ENTRIES SHOWN:
/---

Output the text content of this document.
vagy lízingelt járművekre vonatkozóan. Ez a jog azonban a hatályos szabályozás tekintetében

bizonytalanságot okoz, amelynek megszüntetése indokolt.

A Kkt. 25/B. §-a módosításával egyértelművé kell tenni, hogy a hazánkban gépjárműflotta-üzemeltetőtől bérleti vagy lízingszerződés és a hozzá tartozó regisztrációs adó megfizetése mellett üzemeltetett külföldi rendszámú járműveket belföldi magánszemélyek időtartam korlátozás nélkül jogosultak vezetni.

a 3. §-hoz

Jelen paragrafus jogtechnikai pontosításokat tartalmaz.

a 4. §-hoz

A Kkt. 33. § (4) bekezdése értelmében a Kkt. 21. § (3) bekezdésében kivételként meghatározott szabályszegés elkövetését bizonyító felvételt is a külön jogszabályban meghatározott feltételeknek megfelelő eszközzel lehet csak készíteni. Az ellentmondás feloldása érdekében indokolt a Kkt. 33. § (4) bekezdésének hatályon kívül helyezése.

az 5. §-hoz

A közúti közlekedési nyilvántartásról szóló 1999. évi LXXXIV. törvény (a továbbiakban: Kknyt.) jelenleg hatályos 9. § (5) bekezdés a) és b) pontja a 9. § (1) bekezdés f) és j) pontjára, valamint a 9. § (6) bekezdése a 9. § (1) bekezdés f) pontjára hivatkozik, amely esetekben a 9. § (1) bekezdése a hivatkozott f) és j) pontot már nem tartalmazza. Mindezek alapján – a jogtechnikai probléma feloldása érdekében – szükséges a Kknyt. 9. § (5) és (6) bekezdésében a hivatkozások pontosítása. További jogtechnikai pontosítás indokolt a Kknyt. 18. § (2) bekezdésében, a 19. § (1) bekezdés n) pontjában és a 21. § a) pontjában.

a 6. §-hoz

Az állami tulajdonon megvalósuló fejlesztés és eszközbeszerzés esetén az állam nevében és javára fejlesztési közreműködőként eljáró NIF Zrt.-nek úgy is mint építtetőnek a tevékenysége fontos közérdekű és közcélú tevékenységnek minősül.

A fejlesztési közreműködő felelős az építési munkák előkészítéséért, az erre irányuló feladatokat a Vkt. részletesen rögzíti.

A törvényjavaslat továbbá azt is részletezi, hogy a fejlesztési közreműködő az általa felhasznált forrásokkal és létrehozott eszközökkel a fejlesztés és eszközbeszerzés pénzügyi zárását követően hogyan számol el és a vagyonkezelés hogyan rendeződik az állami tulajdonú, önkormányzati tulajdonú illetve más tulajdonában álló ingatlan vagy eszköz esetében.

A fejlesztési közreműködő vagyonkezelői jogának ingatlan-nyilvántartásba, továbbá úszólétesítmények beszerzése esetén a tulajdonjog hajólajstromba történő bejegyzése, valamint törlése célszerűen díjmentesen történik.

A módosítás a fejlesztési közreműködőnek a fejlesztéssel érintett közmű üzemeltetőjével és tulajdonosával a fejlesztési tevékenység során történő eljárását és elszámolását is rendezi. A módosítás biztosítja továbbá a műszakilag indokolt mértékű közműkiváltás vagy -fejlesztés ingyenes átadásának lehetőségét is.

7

\---
/---

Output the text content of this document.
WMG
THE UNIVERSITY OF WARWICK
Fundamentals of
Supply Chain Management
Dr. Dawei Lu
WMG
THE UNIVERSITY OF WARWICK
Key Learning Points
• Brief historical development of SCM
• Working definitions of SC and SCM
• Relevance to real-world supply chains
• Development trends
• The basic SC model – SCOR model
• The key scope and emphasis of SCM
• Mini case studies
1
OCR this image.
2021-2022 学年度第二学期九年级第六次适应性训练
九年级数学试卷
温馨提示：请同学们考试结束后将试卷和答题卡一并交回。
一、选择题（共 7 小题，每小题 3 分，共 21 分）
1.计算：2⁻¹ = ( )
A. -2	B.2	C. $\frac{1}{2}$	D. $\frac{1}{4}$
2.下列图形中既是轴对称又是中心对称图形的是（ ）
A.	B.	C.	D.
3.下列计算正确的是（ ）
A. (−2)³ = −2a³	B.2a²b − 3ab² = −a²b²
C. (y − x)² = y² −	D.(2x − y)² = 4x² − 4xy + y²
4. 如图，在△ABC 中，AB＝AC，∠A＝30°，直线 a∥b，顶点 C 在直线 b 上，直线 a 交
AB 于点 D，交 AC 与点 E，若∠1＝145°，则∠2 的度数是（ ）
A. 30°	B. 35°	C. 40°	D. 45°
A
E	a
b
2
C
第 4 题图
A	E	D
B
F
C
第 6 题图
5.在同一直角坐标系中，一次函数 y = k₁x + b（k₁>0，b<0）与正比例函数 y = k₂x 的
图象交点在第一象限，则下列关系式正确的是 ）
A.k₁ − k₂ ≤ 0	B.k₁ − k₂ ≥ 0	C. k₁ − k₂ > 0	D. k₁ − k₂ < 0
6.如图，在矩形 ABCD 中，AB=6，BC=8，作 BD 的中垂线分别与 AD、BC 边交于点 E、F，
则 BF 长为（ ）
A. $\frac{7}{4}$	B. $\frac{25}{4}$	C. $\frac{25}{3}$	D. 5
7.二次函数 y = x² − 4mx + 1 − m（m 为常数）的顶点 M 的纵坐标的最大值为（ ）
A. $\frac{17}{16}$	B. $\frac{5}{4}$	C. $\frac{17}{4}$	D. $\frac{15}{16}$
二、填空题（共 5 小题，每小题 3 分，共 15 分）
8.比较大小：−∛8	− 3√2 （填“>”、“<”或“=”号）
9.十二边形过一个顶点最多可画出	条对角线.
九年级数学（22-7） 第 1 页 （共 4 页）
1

\---
/---

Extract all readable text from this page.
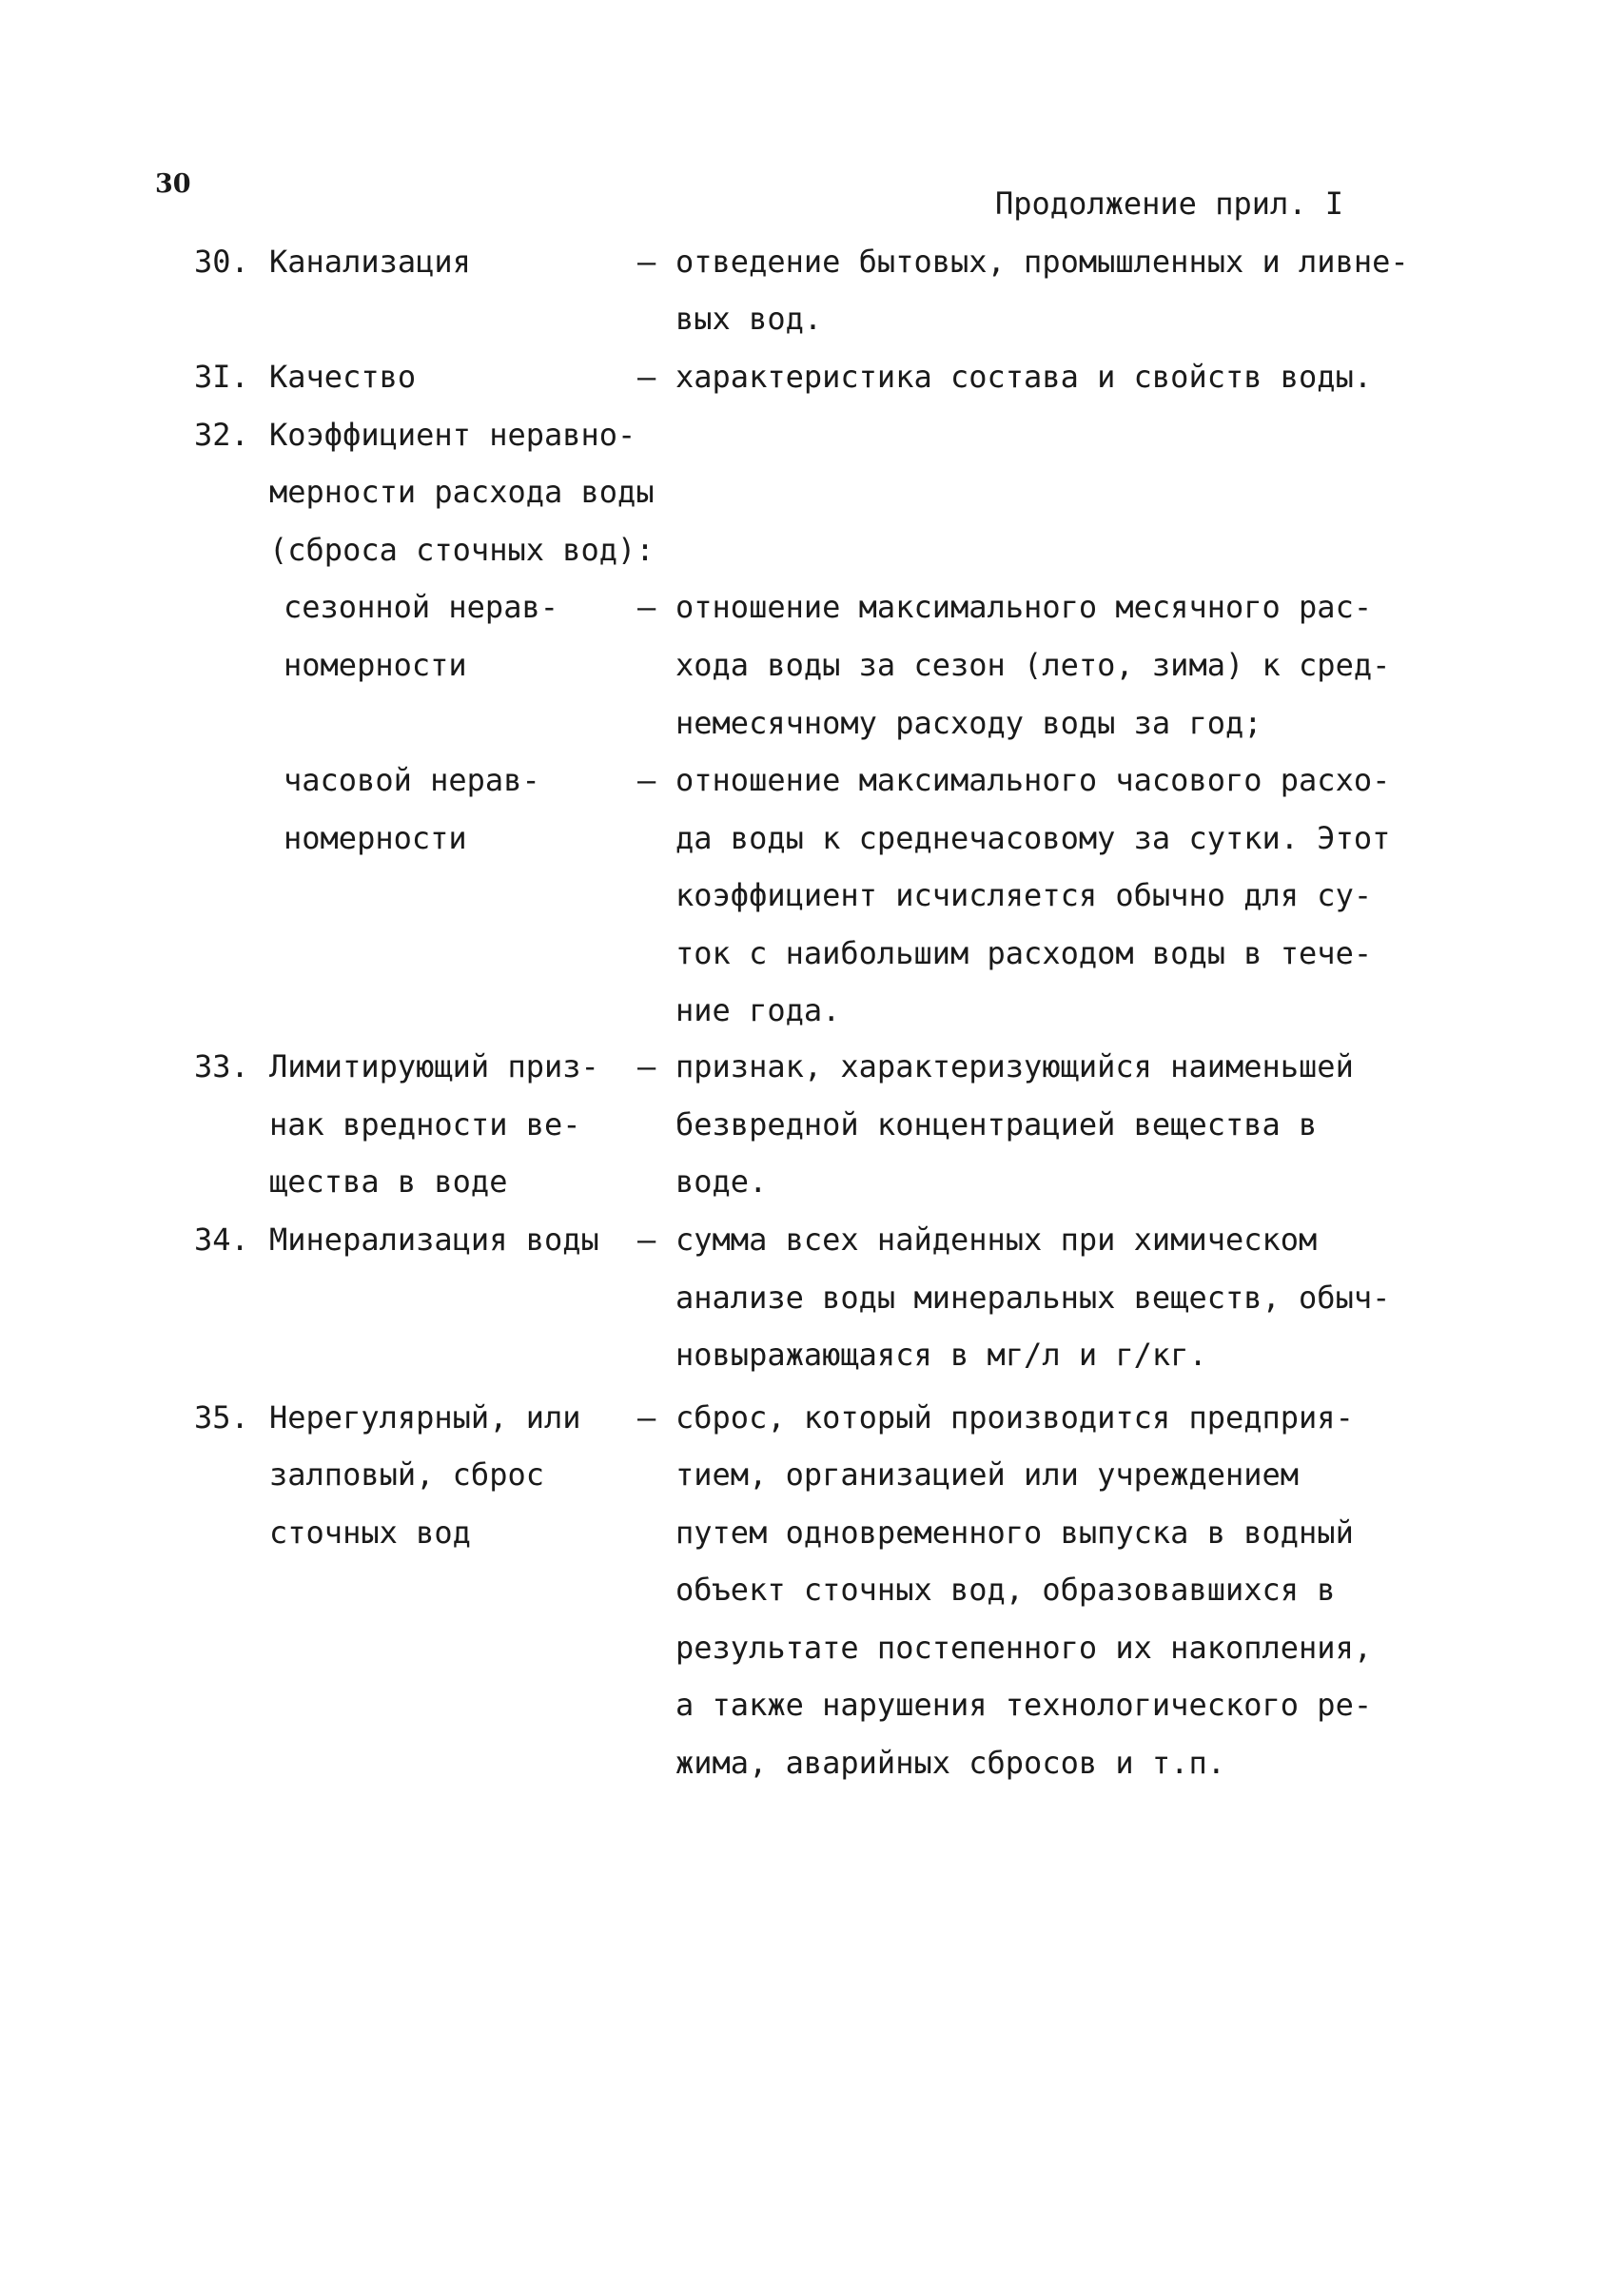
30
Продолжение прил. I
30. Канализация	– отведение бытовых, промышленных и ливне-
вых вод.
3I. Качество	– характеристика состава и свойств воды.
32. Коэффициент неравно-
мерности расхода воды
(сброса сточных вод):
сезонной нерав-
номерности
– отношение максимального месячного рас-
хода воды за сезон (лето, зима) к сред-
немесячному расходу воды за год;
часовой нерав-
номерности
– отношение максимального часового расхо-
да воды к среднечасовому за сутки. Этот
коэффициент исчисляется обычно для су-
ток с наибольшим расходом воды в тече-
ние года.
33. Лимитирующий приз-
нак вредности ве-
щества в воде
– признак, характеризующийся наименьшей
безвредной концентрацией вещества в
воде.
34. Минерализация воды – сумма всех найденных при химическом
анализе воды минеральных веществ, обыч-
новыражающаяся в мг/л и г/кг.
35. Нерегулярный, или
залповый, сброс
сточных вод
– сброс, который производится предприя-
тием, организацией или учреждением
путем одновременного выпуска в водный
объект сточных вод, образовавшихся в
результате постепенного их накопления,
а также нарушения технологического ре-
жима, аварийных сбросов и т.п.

\---

SET PROBLEM: Select the lines in this material that hold the word "állami", leaving none out.

OUTPUT OF THE EXERCISE:
Az állami tulajdonon megvalósuló fejlesztés és eszközbeszerzés esetén az állam nevében és javára fejlesztési közreműködőként eljáró NIF Zrt.-nek úgy is mint építtetőnek a tevékenysége fontos közérdekű és közcélú tevékenységnek minősül.
A törvényjavaslat továbbá azt is részletezi, hogy a fejlesztési közreműködő az általa felhasznált forrásokkal és létrehozott eszközökkel a fejlesztés és eszközbeszerzés pénzügyi zárását követően hogyan számol el és a vagyonkezelés hogyan rendeződik az állami tulajdonú, önkormányzati tulajdonú illetve más tulajdonában álló ingatlan vagy eszköz esetében.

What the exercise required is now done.